Dataset excerpts:
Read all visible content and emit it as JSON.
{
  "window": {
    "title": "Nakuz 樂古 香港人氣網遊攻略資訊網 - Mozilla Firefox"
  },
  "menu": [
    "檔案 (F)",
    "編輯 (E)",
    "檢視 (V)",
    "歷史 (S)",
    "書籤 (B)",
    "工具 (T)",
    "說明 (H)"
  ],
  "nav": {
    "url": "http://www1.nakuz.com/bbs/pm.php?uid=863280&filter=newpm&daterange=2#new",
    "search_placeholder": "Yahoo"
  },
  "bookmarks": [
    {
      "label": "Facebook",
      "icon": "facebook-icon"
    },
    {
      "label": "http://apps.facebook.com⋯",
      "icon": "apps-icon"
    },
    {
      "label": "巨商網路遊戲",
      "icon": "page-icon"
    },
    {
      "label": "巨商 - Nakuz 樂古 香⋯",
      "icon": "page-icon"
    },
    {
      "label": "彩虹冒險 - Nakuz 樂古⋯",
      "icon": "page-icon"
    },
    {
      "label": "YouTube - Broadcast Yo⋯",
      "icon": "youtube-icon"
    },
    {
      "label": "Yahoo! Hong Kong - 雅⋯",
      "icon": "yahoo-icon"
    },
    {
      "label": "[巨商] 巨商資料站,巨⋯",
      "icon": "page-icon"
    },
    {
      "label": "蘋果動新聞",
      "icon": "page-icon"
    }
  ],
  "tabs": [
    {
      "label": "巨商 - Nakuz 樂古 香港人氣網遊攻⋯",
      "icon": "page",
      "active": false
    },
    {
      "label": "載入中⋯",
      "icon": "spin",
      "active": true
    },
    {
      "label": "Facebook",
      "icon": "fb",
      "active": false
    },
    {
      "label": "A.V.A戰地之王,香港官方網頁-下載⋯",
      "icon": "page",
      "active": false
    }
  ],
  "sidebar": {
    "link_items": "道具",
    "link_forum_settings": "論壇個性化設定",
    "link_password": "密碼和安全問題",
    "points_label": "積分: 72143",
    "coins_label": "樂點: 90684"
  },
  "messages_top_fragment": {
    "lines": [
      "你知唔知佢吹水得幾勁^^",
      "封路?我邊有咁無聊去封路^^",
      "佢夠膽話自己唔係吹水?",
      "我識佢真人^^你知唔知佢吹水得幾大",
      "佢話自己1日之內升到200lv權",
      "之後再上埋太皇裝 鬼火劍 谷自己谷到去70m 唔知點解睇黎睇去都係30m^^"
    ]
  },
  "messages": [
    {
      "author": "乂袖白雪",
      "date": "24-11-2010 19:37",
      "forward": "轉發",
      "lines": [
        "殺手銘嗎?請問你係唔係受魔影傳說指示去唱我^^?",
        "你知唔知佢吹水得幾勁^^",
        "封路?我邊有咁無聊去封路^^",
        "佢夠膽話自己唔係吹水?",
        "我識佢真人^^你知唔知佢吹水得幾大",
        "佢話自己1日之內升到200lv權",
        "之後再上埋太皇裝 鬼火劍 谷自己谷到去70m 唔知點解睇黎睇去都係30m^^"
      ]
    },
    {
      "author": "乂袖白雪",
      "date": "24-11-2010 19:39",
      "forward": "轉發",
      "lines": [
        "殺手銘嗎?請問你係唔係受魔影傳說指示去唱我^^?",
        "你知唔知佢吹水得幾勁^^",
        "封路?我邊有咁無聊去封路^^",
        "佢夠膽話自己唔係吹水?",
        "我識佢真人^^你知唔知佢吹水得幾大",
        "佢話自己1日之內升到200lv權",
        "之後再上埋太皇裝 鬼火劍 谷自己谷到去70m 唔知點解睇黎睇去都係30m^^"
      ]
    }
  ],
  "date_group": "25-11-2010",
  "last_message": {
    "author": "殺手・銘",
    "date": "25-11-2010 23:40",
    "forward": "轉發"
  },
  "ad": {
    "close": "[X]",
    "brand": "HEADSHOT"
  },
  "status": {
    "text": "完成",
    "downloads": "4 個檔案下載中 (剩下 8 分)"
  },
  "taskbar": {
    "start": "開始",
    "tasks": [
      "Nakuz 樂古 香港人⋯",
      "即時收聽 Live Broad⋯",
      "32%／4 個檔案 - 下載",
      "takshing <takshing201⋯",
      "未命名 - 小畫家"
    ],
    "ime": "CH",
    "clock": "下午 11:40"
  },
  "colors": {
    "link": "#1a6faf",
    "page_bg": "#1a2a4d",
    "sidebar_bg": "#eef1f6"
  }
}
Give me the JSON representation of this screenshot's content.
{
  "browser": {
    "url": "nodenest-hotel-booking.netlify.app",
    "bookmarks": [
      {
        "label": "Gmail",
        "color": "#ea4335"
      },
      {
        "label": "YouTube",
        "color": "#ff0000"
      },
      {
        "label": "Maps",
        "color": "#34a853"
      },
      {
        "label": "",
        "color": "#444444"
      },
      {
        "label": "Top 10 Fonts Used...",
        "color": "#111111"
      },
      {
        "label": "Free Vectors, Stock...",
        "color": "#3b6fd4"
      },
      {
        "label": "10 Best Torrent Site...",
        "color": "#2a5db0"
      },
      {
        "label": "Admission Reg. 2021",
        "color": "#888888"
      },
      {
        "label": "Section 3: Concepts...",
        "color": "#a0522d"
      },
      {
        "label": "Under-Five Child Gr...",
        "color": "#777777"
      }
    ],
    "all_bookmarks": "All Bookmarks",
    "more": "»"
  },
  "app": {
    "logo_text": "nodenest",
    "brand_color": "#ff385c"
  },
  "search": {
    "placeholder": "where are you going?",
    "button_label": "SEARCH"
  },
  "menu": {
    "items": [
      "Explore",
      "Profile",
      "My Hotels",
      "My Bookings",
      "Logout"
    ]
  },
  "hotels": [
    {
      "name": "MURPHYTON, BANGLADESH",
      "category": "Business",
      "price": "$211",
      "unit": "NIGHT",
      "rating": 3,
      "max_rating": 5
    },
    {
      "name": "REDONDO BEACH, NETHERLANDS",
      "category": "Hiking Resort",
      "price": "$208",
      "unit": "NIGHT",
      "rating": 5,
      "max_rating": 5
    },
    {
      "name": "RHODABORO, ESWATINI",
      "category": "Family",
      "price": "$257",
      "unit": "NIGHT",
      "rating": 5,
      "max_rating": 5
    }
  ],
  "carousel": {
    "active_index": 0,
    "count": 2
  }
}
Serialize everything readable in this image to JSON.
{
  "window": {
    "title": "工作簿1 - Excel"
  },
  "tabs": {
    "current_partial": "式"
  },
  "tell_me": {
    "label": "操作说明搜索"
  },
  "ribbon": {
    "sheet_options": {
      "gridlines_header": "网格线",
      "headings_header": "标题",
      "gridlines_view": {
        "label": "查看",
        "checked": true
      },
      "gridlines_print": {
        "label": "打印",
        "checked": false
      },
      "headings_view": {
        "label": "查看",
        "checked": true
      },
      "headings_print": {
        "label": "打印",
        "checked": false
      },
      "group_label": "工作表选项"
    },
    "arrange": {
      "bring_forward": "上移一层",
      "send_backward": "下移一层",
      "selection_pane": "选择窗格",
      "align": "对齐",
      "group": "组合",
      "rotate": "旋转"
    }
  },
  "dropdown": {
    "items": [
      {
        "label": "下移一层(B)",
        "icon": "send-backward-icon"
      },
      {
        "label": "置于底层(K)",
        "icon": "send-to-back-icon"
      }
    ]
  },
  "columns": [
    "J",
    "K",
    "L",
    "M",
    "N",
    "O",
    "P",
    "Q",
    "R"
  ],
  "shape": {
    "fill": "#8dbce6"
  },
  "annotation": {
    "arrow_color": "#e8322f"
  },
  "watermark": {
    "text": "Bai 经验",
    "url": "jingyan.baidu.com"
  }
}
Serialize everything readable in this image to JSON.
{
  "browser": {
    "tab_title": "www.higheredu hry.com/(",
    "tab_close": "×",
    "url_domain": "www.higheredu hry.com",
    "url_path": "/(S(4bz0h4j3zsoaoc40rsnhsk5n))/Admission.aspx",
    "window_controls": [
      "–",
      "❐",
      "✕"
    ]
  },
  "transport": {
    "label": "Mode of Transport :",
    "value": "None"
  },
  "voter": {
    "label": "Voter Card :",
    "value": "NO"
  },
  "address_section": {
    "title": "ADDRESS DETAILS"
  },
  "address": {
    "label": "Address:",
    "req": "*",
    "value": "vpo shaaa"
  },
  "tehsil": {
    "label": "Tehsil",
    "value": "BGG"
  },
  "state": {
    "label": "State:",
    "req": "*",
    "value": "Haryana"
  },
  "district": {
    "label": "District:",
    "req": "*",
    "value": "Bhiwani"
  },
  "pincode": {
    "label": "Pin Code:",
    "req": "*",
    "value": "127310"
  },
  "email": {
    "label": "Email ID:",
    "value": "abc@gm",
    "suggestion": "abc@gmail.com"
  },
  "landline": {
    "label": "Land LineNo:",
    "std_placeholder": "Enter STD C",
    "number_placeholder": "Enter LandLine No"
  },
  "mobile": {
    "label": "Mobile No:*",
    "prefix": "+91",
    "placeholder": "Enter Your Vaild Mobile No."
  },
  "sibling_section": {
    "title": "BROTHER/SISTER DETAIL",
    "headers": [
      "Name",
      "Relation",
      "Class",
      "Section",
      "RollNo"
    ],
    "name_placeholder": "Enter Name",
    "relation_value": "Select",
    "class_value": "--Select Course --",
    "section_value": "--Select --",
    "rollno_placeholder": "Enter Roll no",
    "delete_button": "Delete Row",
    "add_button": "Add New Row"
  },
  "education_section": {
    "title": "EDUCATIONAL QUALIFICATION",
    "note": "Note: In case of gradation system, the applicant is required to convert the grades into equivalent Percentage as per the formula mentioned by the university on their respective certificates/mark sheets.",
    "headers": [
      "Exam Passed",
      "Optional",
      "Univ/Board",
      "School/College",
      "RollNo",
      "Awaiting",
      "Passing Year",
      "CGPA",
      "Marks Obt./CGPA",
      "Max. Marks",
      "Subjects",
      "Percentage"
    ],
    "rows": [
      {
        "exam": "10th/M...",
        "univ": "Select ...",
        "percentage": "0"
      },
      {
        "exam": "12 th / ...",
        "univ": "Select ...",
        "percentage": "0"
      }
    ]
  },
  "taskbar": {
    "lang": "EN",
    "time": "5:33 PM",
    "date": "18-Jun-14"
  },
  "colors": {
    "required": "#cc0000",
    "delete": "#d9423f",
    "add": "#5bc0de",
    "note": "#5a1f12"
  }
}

◆ **YOUR TASK**
Track down every line of the material containing the string "Enter", and copy it.

◆ **RESPONSE FOR THIS EXERCISE**
    "std_placeholder": "Enter STD C",
    "number_placeholder": "Enter LandLine No"
    "placeholder": "Enter Your Vaild Mobile No."
    "name_placeholder": "Enter Name",
    "rollno_placeholder": "Enter Roll no",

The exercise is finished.